#### Problem to work on:
Identify the lines in the data below that contain "social" and give only how many there are.
##### Provided data
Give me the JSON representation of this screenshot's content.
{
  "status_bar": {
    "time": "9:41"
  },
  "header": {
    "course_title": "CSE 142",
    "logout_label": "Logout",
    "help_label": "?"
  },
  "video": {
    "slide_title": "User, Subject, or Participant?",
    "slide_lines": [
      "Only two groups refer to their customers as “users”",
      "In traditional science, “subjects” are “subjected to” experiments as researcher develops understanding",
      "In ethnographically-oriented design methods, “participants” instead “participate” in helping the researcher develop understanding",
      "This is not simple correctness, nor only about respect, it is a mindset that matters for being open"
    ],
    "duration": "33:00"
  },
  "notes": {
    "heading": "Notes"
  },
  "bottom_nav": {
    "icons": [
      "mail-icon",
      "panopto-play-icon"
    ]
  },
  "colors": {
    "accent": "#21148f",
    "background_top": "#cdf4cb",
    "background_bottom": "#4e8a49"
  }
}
##########
##### Provided data
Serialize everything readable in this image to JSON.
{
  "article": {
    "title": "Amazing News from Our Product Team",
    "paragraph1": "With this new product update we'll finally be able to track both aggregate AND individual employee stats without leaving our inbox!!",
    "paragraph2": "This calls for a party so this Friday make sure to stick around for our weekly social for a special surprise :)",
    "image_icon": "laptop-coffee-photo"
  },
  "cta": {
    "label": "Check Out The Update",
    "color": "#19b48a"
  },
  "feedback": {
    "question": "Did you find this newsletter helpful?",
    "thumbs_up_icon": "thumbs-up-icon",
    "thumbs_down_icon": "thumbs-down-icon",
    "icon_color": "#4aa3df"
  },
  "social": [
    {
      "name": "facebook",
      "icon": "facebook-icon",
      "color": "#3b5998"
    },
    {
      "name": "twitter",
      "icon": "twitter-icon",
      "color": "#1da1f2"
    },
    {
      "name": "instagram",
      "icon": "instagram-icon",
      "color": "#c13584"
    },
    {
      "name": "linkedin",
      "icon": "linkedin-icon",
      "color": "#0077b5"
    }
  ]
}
##########
#### Complete response:
2